■ **Prompt**
Of the lines listed below, how many contain the string "this"? Answer with the number alone.

■ **Records provided**
□ □ □ □ □ □ □
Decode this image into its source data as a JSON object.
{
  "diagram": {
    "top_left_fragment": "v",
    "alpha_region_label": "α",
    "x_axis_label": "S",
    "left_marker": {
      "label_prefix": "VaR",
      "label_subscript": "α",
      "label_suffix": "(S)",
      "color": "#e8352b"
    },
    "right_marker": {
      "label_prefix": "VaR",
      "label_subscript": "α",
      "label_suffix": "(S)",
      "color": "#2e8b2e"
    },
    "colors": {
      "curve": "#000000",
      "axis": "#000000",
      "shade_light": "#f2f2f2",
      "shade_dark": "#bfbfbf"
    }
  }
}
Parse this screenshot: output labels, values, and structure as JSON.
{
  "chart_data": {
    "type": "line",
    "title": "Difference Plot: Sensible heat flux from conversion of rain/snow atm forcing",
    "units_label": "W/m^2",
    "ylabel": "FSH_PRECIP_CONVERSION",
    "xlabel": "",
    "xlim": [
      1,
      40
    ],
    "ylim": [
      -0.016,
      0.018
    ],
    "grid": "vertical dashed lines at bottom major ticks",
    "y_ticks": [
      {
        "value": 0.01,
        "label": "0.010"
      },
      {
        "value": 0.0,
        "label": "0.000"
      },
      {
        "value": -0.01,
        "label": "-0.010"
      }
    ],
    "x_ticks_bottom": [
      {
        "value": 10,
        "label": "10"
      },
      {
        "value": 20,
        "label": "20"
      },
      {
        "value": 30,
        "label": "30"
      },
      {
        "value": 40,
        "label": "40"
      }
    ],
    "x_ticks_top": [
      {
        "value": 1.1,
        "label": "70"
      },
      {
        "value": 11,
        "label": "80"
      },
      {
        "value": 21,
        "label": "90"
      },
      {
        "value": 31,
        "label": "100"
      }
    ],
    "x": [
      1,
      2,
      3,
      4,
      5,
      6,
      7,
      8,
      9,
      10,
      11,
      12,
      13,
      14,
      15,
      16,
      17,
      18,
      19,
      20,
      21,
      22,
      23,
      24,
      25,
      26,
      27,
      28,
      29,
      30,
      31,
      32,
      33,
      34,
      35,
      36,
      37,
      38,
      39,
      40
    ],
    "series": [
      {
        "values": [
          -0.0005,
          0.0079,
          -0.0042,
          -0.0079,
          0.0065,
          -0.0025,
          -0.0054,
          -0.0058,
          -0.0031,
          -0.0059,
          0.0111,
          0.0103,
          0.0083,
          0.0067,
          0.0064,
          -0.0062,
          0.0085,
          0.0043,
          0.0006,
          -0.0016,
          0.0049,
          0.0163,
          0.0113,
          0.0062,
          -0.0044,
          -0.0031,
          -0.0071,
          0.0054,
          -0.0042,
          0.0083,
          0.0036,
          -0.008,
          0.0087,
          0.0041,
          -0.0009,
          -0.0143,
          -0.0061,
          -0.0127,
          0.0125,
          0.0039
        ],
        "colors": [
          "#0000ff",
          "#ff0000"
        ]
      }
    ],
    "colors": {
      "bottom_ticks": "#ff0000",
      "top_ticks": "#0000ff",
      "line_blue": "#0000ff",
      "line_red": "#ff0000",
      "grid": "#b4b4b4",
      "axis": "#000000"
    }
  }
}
□ □ □ □ □ □ □
■ **Correct response**
2